> **Direction**
Output all of the entries exactly as written.

(Data entries)

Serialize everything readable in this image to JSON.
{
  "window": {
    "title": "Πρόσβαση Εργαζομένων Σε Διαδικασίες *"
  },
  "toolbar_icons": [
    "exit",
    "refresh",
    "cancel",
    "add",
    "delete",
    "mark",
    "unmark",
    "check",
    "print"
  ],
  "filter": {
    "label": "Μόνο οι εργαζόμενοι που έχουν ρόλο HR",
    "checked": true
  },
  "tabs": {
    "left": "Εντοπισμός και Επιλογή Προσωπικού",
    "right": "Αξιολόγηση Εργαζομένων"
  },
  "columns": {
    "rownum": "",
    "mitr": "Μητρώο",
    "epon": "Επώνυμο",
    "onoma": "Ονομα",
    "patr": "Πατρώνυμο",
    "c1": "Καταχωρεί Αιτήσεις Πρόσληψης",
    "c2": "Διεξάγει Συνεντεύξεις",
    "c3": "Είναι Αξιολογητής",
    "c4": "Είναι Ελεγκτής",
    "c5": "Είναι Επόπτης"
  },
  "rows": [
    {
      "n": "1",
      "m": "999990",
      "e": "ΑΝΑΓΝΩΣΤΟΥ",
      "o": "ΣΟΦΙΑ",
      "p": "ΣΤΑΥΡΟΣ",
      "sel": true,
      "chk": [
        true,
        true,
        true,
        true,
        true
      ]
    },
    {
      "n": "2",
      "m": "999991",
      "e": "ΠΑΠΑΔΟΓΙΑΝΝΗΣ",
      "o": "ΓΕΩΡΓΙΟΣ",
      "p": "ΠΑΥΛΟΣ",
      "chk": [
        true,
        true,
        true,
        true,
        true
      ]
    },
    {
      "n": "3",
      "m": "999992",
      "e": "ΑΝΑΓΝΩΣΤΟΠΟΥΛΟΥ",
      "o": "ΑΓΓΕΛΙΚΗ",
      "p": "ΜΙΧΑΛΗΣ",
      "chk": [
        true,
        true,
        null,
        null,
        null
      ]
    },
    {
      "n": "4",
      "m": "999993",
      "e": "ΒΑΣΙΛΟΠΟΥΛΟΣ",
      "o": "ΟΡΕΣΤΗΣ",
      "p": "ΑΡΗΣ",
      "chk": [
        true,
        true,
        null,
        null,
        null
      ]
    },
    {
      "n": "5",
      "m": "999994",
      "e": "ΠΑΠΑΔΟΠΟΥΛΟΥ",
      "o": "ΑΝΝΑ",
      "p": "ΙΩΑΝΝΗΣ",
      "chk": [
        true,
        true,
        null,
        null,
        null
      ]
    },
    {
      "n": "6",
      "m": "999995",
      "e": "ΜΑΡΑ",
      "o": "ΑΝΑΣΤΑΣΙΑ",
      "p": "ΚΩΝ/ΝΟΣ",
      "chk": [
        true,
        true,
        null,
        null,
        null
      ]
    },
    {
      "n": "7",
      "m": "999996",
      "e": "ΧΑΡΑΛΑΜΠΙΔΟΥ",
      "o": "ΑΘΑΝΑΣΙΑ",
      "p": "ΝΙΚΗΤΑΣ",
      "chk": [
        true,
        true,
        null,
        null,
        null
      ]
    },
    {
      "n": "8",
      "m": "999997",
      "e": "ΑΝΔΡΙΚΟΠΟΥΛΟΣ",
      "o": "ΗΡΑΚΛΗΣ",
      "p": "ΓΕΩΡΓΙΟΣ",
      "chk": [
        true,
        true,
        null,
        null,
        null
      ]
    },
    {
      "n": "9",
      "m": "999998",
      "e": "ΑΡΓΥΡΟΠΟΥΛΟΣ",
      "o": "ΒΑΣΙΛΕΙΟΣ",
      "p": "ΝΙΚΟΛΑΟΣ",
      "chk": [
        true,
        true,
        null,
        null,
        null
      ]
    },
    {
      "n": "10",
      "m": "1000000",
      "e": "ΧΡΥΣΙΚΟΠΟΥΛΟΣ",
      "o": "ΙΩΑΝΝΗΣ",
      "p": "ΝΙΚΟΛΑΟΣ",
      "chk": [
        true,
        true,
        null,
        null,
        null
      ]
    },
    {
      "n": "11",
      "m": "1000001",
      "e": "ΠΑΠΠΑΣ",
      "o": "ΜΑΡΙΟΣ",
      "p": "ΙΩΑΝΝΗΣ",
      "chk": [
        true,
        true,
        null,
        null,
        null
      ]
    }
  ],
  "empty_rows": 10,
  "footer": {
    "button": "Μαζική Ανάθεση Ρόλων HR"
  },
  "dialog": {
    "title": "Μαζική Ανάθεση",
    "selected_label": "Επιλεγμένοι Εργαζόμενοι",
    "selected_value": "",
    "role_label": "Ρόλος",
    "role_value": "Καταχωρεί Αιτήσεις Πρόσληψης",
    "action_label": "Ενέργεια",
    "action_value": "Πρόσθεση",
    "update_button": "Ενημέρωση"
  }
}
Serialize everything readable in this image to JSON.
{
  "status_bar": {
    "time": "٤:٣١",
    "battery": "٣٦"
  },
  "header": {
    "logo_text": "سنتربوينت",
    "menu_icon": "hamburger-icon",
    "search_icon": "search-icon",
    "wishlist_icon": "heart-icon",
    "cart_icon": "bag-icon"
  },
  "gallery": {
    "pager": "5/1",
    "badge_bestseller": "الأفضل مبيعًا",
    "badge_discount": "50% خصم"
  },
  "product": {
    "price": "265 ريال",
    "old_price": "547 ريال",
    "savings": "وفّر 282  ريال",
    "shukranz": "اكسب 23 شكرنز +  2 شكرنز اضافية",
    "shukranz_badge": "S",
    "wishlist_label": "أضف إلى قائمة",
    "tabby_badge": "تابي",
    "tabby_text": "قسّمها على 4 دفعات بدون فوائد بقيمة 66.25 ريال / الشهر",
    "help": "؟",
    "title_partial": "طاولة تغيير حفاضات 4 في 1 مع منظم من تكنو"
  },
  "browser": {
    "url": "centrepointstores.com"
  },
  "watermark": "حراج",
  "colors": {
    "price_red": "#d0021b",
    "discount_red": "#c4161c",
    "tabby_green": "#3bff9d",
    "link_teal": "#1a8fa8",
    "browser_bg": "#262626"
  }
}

> **Answer to the task**
Serialize everything readable in this image to JSON.
{
  "window": {
    "title": "Πρόσβαση Εργαζομένων Σε Διαδικασίες *"
  },
  "toolbar_icons": [
    "exit",
    "refresh",
    "cancel",
    "add",
    "delete",
    "mark",
    "unmark",
    "check",
    "print"
  ],
  "filter": {
    "label": "Μόνο οι εργαζόμενοι που έχουν ρόλο HR",
    "checked": true
  },
  "tabs": {
    "left": "Εντοπισμός και Επιλογή Προσωπικού",
    "right": "Αξιολόγηση Εργαζομένων"
  },
  "columns": {
    "rownum": "",
    "mitr": "Μητρώο",
    "epon": "Επώνυμο",
    "onoma": "Ονομα",
    "patr": "Πατρώνυμο",
    "c1": "Καταχωρεί Αιτήσεις Πρόσληψης",
    "c2": "Διεξάγει Συνεντεύξεις",
    "c3": "Είναι Αξιολογητής",
    "c4": "Είναι Ελεγκτής",
    "c5": "Είναι Επόπτης"
  },
  "rows": [
    {
      "n": "1",
      "m": "999990",
      "e": "ΑΝΑΓΝΩΣΤΟΥ",
      "o": "ΣΟΦΙΑ",
      "p": "ΣΤΑΥΡΟΣ",
      "sel": true,
      "chk": [
        true,
        true,
        true,
        true,
        true
      ]
    },
    {
      "n": "2",
      "m": "999991",
      "e": "ΠΑΠΑΔΟΓΙΑΝΝΗΣ",
      "o": "ΓΕΩΡΓΙΟΣ",
      "p": "ΠΑΥΛΟΣ",
      "chk": [
        true,
        true,
        true,
        true,
        true
      ]
    },
    {
      "n": "3",
      "m": "999992",
      "e": "ΑΝΑΓΝΩΣΤΟΠΟΥΛΟΥ",
      "o": "ΑΓΓΕΛΙΚΗ",
      "p": "ΜΙΧΑΛΗΣ",
      "chk": [
        true,
        true,
        null,
        null,
        null
      ]
    },
    {
      "n": "4",
      "m": "999993",
      "e": "ΒΑΣΙΛΟΠΟΥΛΟΣ",
      "o": "ΟΡΕΣΤΗΣ",
      "p": "ΑΡΗΣ",
      "chk": [
        true,
        true,
        null,
        null,
        null
      ]
    },
    {
      "n": "5",
      "m": "999994",
      "e": "ΠΑΠΑΔΟΠΟΥΛΟΥ",
      "o": "ΑΝΝΑ",
      "p": "ΙΩΑΝΝΗΣ",
      "chk": [
        true,
        true,
        null,
        null,
        null
      ]
    },
    {
      "n": "6",
      "m": "999995",
      "e": "ΜΑΡΑ",
      "o": "ΑΝΑΣΤΑΣΙΑ",
      "p": "ΚΩΝ/ΝΟΣ",
      "chk": [
        true,
        true,
        null,
        null,
        null
      ]
    },
    {
      "n": "7",
      "m": "999996",
      "e": "ΧΑΡΑΛΑΜΠΙΔΟΥ",
      "o": "ΑΘΑΝΑΣΙΑ",
      "p": "ΝΙΚΗΤΑΣ",
      "chk": [
        true,
        true,
        null,
        null,
        null
      ]
    },
    {
      "n": "8",
      "m": "999997",
      "e": "ΑΝΔΡΙΚΟΠΟΥΛΟΣ",
      "o": "ΗΡΑΚΛΗΣ",
      "p": "ΓΕΩΡΓΙΟΣ",
      "chk": [
        true,
        true,
        null,
        null,
        null
      ]
    },
    {
      "n": "9",
      "m": "999998",
      "e": "ΑΡΓΥΡΟΠΟΥΛΟΣ",
      "o": "ΒΑΣΙΛΕΙΟΣ",
      "p": "ΝΙΚΟΛΑΟΣ",
      "chk": [
        true,
        true,
        null,
        null,
        null
      ]
    },
    {
      "n": "10",
      "m": "1000000",
      "e": "ΧΡΥΣΙΚΟΠΟΥΛΟΣ",
      "o": "ΙΩΑΝΝΗΣ",
      "p": "ΝΙΚΟΛΑΟΣ",
      "chk": [
        true,
        true,
        null,
        null,
        null
      ]
    },
    {
      "n": "11",
      "m": "1000001",
      "e": "ΠΑΠΠΑΣ",
      "o": "ΜΑΡΙΟΣ",
      "p": "ΙΩΑΝΝΗΣ",
      "chk": [
        true,
        true,
        null,
        null,
        null
      ]
    }
  ],
  "empty_rows": 10,
  "footer": {
    "button": "Μαζική Ανάθεση Ρόλων HR"
  },
  "dialog": {
    "title": "Μαζική Ανάθεση",
    "selected_label": "Επιλεγμένοι Εργαζόμενοι",
    "selected_value": "",
    "role_label": "Ρόλος",
    "role_value": "Καταχωρεί Αιτήσεις Πρόσληψης",
    "action_label": "Ενέργεια",
    "action_value": "Πρόσθεση",
    "update_button": "Ενημέρωση"
  }
}
Serialize everything readable in this image to JSON.
{
  "status_bar": {
    "time": "٤:٣١",
    "battery": "٣٦"
  },
  "header": {
    "logo_text": "سنتربوينت",
    "menu_icon": "hamburger-icon",
    "search_icon": "search-icon",
    "wishlist_icon": "heart-icon",
    "cart_icon": "bag-icon"
  },
  "gallery": {
    "pager": "5/1",
    "badge_bestseller": "الأفضل مبيعًا",
    "badge_discount": "50% خصم"
  },
  "product": {
    "price": "265 ريال",
    "old_price": "547 ريال",
    "savings": "وفّر 282  ريال",
    "shukranz": "اكسب 23 شكرنز +  2 شكرنز اضافية",
    "shukranz_badge": "S",
    "wishlist_label": "أضف إلى قائمة",
    "tabby_badge": "تابي",
    "tabby_text": "قسّمها على 4 دفعات بدون فوائد بقيمة 66.25 ريال / الشهر",
    "help": "؟",
    "title_partial": "طاولة تغيير حفاضات 4 في 1 مع منظم من تكنو"
  },
  "browser": {
    "url": "centrepointstores.com"
  },
  "watermark": "حراج",
  "colors": {
    "price_red": "#d0021b",
    "discount_red": "#c4161c",
    "tabby_green": "#3bff9d",
    "link_teal": "#1a8fa8",
    "browser_bg": "#262626"
  }
}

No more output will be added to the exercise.